WRITTEN INSTRUCTION:
Can you return, unchanged, the lines from the one that contains "Give me the" to the last line, with the pictures left out?

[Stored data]
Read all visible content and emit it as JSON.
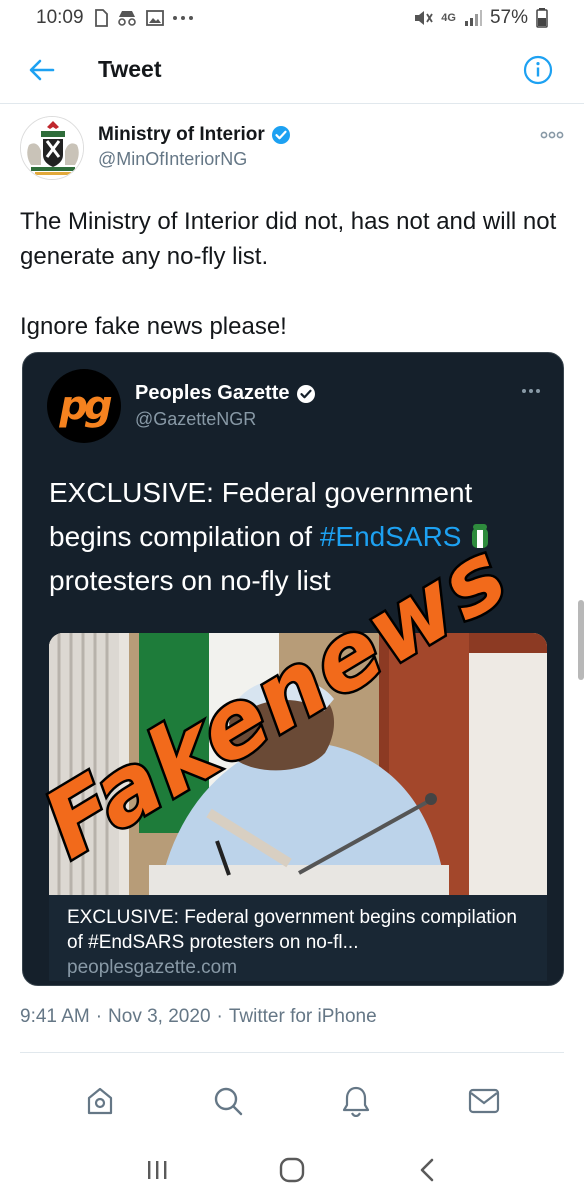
{
  "status_bar": {
    "time": "10:09",
    "signal_label": "4G",
    "battery": "57%"
  },
  "header": {
    "title": "Tweet"
  },
  "tweet": {
    "author_name": "Ministry of Interior",
    "author_handle": "@MinOfInteriorNG",
    "text_1": "The Ministry of Interior did not, has not and will not generate any no-fly list.",
    "text_2": "Ignore fake news please!",
    "time": "9:41 AM",
    "date": "Nov 3, 2020",
    "client": "Twitter for iPhone",
    "separator": "·"
  },
  "quoted": {
    "avatar_text": "pg",
    "author_name": "Peoples Gazette",
    "author_handle": "@GazetteNGR",
    "text_before": "EXCLUSIVE: Federal government begins compilation of ",
    "hashtag": "#EndSARS",
    "text_after": " protesters on no-fly list",
    "link_title": "EXCLUSIVE: Federal government begins compilation of #EndSARS protesters on no-fl...",
    "link_domain": "peoplesgazette.com"
  },
  "overlay": {
    "text": "Fakenews"
  },
  "colors": {
    "accent": "#1da1f2",
    "card_bg": "#15202b",
    "overlay_fill": "#f26a1b"
  },
  "icons": {
    "back": "arrow-left-icon",
    "info": "info-icon",
    "more": "more-dots-icon",
    "verified": "verified-badge-icon",
    "tabs": [
      "home-icon",
      "search-icon",
      "notifications-bell-icon",
      "messages-envelope-icon"
    ],
    "android": [
      "recents-icon",
      "home-circle-icon",
      "back-chevron-icon"
    ]
  }
}
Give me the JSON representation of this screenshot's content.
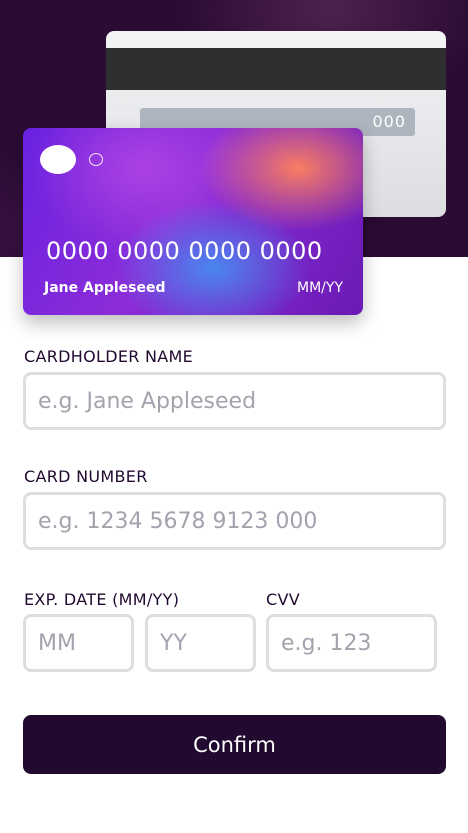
{
  "card_back": {
    "cvv": "000"
  },
  "card_front": {
    "number": "0000 0000 0000 0000",
    "name": "Jane Appleseed",
    "expiry": "MM/YY"
  },
  "form": {
    "cardholder_name": {
      "label": "CARDHOLDER NAME",
      "placeholder": "e.g. Jane Appleseed",
      "value": ""
    },
    "card_number": {
      "label": "CARD NUMBER",
      "placeholder": "e.g. 1234 5678 9123 000",
      "value": ""
    },
    "exp_date": {
      "label": "EXP. DATE (MM/YY)",
      "month_placeholder": "MM",
      "year_placeholder": "YY"
    },
    "cvc": {
      "label": "CVV",
      "placeholder": "e.g. 123"
    },
    "confirm_label": "Confirm"
  },
  "colors": {
    "hero_background": "#2a0b33",
    "primary_dark": "#21092f",
    "input_border": "#dedddf",
    "placeholder": "#a3a3ad"
  }
}
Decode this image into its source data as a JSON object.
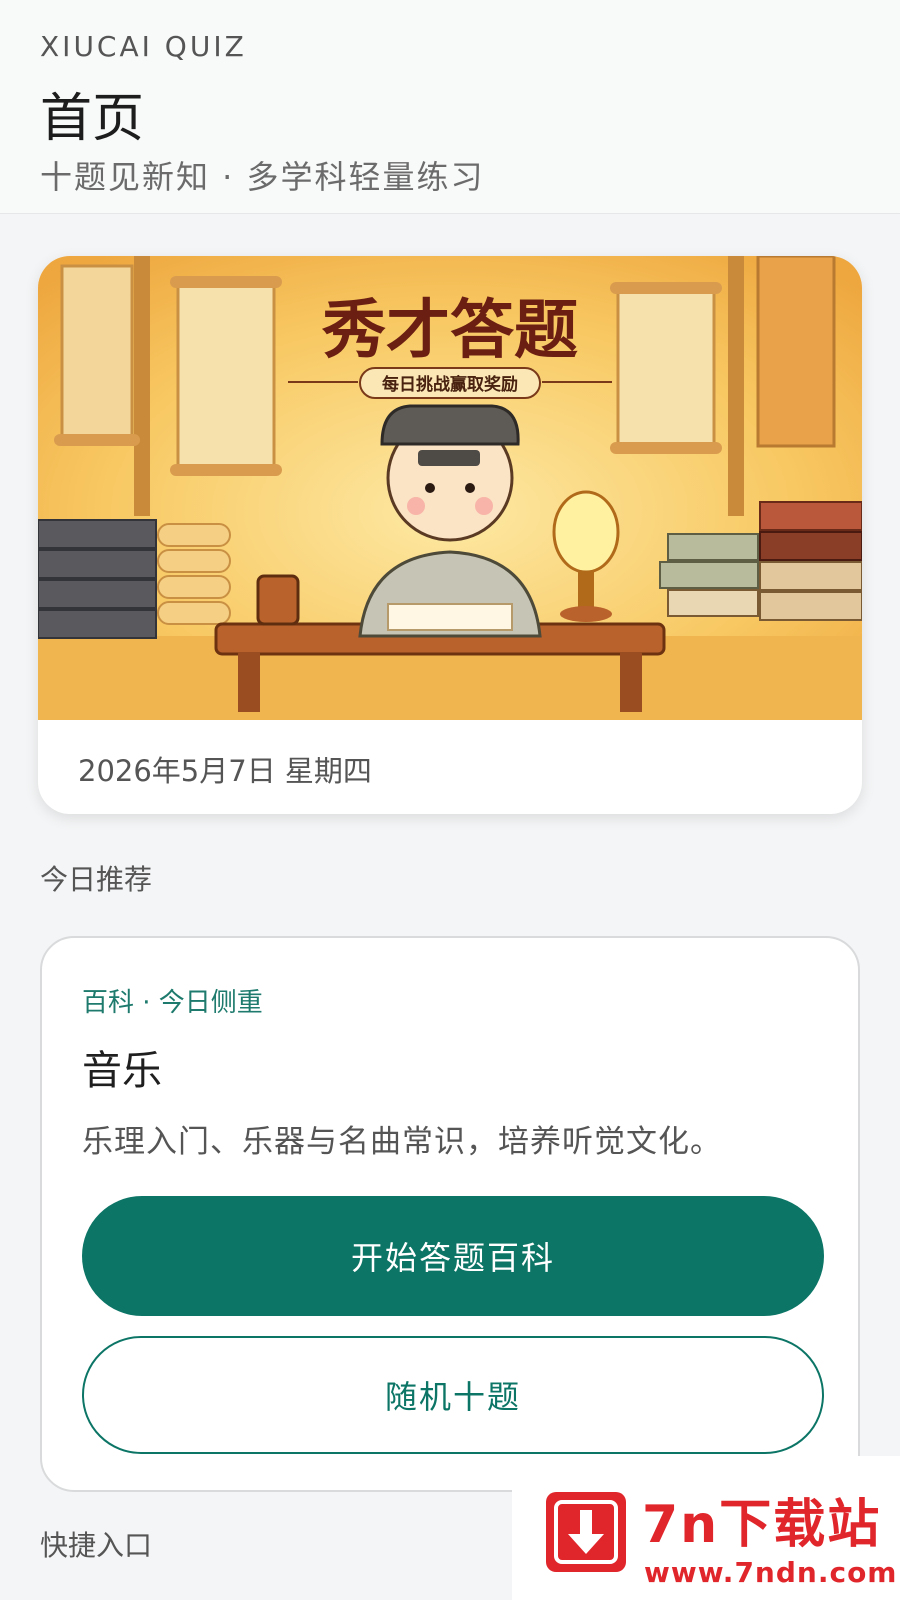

OUTPUT:
Give me the JSON representation of this screenshot's content.
{
  "card_back": {
    "cvv": "000"
  },
  "card_front": {
    "number": "0000 0000 0000 0000",
    "name": "Jane Appleseed",
    "expiry": "MM/YY"
  },
  "form": {
    "cardholder_name": {
      "label": "CARDHOLDER NAME",
      "placeholder": "e.g. Jane Appleseed",
      "value": ""
    },
    "card_number": {
      "label": "CARD NUMBER",
      "placeholder": "e.g. 1234 5678 9123 000",
      "value": ""
    },
    "exp_date": {
      "label": "EXP. DATE (MM/YY)",
      "month_placeholder": "MM",
      "year_placeholder": "YY"
    },
    "cvc": {
      "label": "CVV",
      "placeholder": "e.g. 123"
    },
    "confirm_label": "Confirm"
  },
  "colors": {
    "hero_background": "#2a0b33",
    "primary_dark": "#21092f",
    "input_border": "#dedddf",
    "placeholder": "#a3a3ad"
  }
}
Decode this image into its source data as a JSON object.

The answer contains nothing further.